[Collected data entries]
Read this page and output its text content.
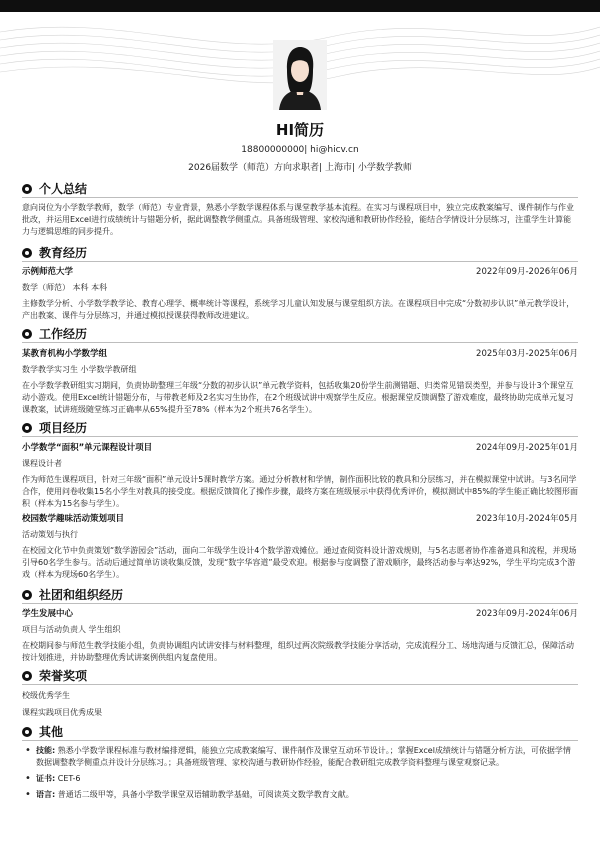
HI简历
18800000000| hi@hicv.cn
2026届数学（师范）方向求职者| 上海市| 小学数学教师
个人总结
意向岗位为小学数学教师，数学（师范）专业背景，熟悉小学数学课程体系与课堂教学基本流程。在实习与课程项目中，独立完成教案编写、课件制作与作业批改，并运用Excel进行成绩统计与错题分析，据此调整教学侧重点。具备班级管理、家校沟通和教研协作经验，能结合学情设计分层练习，注重学生计算能力与逻辑思维的同步提升。
教育经历
示例师范大学	2022年09月-2026年06月
数学（师范） 本科 本科
主修数学分析、小学数学教学论、教育心理学、概率统计等课程，系统学习儿童认知发展与课堂组织方法。在课程项目中完成“分数初步认识”单元教学设计，产出教案、课件与分层练习，并通过模拟授课获得教师改进建议。
工作经历
某教育机构小学数学组	2025年03月-2025年06月
数学教学实习生 小学数学教研组
在小学数学教研组实习期间，负责协助整理三年级“分数的初步认识”单元教学资料，包括收集20份学生前测错题、归类常见错误类型，并参与设计3个课堂互动小游戏。使用Excel统计错题分布，与带教老师及2名实习生协作，在2个班级试讲中观察学生反应。根据课堂反馈调整了游戏难度，最终协助完成单元复习课教案，试讲班级随堂练习正确率从65%提升至78%（样本为2个班共76名学生）。
项目经历
小学数学“面积”单元课程设计项目	2024年09月-2025年01月
课程设计者
作为师范生课程项目，针对三年级“面积”单元设计5课时教学方案。通过分析教材和学情，制作面积比较的教具和分层练习，并在模拟课堂中试讲。与3名同学合作，使用问卷收集15名小学生对教具的接受度。根据反馈简化了操作步骤，最终方案在班级展示中获得优秀评价，模拟测试中85%的学生能正确比较图形面积（样本为15名参与学生）。
校园数学趣味活动策划项目	2023年10月-2024年05月
活动策划与执行
在校园文化节中负责策划“数学游园会”活动，面向二年级学生设计4个数学游戏摊位。通过查阅资料设计游戏规则，与5名志愿者协作准备道具和流程，并现场引导60名学生参与。活动后通过简单访谈收集反馈，发现“数字华容道”最受欢迎。根据参与度调整了游戏顺序，最终活动参与率达92%，学生平均完成3个游戏（样本为现场60名学生）。
社团和组织经历
学生发展中心	2023年09月-2024年06月
项目与活动负责人 学生组织
在校期间参与师范生教学技能小组，负责协调组内试讲安排与材料整理，组织过两次院级教学技能分享活动，完成流程分工、场地沟通与反馈汇总，保障活动按计划推进，并协助整理优秀试讲案例供组内复盘使用。
荣誉奖项
校级优秀学生
课程实践项目优秀成果
其他
• 技能: 熟悉小学数学课程标准与教材编排逻辑，能独立完成教案编写、课件制作及课堂互动环节设计。；掌握Excel成绩统计与错题分析方法，可依据学情数据调整教学侧重点并设计分层练习。；具备班级管理、家校沟通与教研协作经验，能配合教研组完成教学资料整理与课堂观察记录。
• 证书: CET-6
• 语言: 普通话二级甲等，具备小学数学课堂双语辅助教学基础，可阅读英文数学教育文献。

● YOUR INSTRUCTIONS
In how many lines does the word "具备班级管理" appear? Respond with the number alone.

● SOLUTION
2